=== WORK INSTRUCTIONS ===
#1 Copy the stretch from "That’s the main" through "corner didn’t hurt.)" in the passage about books that give courage.
#2 Write the next part of the passage about books that give courage, starting after its last sentence.

=== PASSAGE TO READ ===
When life is just too much and I need the courage to face another crazy day, I often reach for my copy of meditation teacher Jack Kornfield’s outstanding, multi-hour audiobook, The Roots of Buddhist Psychology. (It’s my “desert island” book, if the rock comes with electricity and a CD player.) When I need the courage to keep writing, I grab Anne Lamott’s Bird by Bird—or sometimes, an exercise from Natalie Goldberg’s Writing Down the Bones, since there comes a time when action trumps reading.
That’s the main message in Brené Brown’s Daring Greatly, whose very title has its roots in the mighty power of the humblest action; the phrase comes from a famous Teddy Roosevelt quote about there being more success in a “failed” action than in all the brilliant critiques combined. And when I need a little nuts-and-bolts help acting, I have another stack of go-to’s: The Artist’s Way, which, through a series of organized actions, helped me dare to become an actor as a middle-aged hag in her 30s; Your Best Year Yet, a systemized plan for creating values-centered goals that work; or even Move Your Stuff, Change Your Life, a feng shui book that gave me the courage to get over a devastating breakup. (That two $10,000 residual checks showed up after I reworked my prosperity corner didn’t hurt.)

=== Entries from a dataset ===

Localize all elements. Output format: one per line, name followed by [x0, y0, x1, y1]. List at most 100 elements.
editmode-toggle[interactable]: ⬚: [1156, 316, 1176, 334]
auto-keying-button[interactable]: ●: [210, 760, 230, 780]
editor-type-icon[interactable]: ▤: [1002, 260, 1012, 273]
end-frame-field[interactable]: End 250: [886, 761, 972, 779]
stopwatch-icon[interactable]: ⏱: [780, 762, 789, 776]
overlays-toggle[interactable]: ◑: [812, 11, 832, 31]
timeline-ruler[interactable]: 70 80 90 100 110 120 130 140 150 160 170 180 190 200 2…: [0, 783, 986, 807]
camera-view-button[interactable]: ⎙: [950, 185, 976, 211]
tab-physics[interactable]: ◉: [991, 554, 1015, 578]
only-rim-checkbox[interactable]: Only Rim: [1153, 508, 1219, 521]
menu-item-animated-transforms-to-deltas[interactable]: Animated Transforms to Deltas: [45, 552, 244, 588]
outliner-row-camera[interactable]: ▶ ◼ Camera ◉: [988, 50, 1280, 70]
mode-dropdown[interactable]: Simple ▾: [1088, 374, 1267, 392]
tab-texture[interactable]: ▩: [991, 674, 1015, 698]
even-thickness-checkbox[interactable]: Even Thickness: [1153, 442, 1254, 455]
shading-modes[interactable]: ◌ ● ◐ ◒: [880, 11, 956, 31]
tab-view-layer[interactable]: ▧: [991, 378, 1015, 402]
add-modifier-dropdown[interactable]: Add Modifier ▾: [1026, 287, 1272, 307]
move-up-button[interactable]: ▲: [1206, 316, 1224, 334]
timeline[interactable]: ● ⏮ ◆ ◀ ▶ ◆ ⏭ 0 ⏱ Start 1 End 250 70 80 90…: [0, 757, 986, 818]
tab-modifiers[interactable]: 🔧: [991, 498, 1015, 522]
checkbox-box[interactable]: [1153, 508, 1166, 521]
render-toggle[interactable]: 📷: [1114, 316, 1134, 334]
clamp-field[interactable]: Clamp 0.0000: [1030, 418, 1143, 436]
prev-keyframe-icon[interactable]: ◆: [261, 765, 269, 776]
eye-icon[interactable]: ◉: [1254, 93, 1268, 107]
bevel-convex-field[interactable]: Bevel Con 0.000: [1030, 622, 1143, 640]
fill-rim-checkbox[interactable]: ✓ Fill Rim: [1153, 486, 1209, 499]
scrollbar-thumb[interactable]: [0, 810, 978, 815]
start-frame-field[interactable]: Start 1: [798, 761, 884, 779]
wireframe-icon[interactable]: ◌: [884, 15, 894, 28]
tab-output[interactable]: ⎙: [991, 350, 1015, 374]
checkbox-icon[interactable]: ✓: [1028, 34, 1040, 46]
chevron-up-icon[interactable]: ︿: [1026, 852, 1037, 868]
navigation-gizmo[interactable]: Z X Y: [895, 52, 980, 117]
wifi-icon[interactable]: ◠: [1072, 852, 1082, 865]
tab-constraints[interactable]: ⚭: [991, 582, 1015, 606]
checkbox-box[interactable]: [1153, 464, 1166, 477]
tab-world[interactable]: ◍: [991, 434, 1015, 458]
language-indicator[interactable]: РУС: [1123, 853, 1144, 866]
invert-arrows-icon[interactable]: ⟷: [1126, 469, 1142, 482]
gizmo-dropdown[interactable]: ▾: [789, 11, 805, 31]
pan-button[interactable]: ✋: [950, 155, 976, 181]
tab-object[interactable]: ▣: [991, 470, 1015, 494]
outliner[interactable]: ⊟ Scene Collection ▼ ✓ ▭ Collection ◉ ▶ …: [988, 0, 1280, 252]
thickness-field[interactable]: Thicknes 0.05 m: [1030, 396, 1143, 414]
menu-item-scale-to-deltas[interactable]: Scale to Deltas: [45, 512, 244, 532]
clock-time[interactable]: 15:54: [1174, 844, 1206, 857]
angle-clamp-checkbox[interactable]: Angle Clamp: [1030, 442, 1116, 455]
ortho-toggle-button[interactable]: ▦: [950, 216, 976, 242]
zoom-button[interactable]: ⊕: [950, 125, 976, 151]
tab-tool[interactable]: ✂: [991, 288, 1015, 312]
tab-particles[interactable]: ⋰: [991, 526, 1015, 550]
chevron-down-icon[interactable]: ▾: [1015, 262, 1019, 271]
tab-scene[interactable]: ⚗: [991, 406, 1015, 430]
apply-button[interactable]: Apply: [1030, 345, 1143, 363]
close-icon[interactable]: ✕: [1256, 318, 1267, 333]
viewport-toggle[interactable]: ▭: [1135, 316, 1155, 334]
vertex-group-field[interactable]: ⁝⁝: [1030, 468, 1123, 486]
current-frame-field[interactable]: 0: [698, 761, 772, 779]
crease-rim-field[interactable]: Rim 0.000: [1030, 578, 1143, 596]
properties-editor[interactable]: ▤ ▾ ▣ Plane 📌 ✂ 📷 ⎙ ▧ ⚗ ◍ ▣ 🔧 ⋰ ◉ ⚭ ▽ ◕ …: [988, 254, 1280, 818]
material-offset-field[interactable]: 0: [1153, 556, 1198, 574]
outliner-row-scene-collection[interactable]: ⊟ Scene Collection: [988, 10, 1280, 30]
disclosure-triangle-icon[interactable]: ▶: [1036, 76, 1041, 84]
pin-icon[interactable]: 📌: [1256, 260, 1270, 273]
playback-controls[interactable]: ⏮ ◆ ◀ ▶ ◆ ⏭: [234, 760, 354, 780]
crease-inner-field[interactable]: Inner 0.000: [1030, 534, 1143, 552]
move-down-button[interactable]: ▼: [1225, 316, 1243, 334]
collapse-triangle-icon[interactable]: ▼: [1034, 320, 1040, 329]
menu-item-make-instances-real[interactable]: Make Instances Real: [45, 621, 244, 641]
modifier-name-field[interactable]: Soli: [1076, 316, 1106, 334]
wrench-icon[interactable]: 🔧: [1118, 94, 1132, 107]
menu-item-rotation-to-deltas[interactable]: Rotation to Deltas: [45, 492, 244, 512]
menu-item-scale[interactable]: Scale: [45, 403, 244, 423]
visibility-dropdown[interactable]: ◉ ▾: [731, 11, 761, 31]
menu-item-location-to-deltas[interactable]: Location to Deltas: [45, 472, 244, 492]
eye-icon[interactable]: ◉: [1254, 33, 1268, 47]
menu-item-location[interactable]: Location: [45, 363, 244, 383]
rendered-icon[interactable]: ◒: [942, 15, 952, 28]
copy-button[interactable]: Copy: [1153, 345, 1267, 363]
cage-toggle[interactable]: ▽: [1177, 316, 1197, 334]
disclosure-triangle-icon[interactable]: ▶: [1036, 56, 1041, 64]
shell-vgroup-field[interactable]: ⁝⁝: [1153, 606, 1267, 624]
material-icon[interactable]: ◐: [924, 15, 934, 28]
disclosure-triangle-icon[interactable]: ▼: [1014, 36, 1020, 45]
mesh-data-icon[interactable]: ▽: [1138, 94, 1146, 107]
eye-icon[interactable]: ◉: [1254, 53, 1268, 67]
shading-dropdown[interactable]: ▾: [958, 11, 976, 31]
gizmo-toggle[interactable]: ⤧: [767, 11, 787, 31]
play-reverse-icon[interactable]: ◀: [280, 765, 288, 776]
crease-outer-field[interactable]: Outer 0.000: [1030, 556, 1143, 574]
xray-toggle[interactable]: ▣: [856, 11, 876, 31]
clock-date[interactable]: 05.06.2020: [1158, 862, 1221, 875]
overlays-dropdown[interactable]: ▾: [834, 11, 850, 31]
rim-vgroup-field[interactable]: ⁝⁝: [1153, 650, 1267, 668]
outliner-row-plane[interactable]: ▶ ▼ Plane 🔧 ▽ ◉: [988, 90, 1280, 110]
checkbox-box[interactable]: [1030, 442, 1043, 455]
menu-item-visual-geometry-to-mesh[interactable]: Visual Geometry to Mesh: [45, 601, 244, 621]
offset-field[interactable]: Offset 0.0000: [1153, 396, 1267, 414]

=== RESULTS OF THE TASKS ===
#1
That’s the main message in Brené Brown’s Daring Greatly, whose very title has its roots in the mighty power of the humblest action; the phrase comes from a famous Teddy Roosevelt quote about there being more success in a “failed” action than in all the brilliant critiques combined. And when I need a little nuts-and-bolts help acting, I have another stack of go-to’s: The Artist’s Way, which, through a series of organized actions, helped me dare to become an actor as a middle-aged hag in her 30s; Your Best Year Yet, a systemized plan for creating values-centered goals that work; or even Move Your Stuff, Change Your Life, a feng shui book that gave me the courage to get over a devastating breakup. (That two $10,000 residual checks showed up after I reworked my prosperity corner didn’t hurt.)

#2
Finally, if you need the courage to start your own business (or to run it better), you can’t miss with my favorite practical, how-to manuals: The $100 Start-Up and Escape from Cubicle Nation.
In my experience, books show up as you need them, much like teachers and other helpers. And one of the gifts of being an artist is that we tend to be a little more sensitive to signals than your average civilian. Stay open to signals and opportunities, ask questions when the time is right or you’re moved to. And always, above all, act. In both senses of the word.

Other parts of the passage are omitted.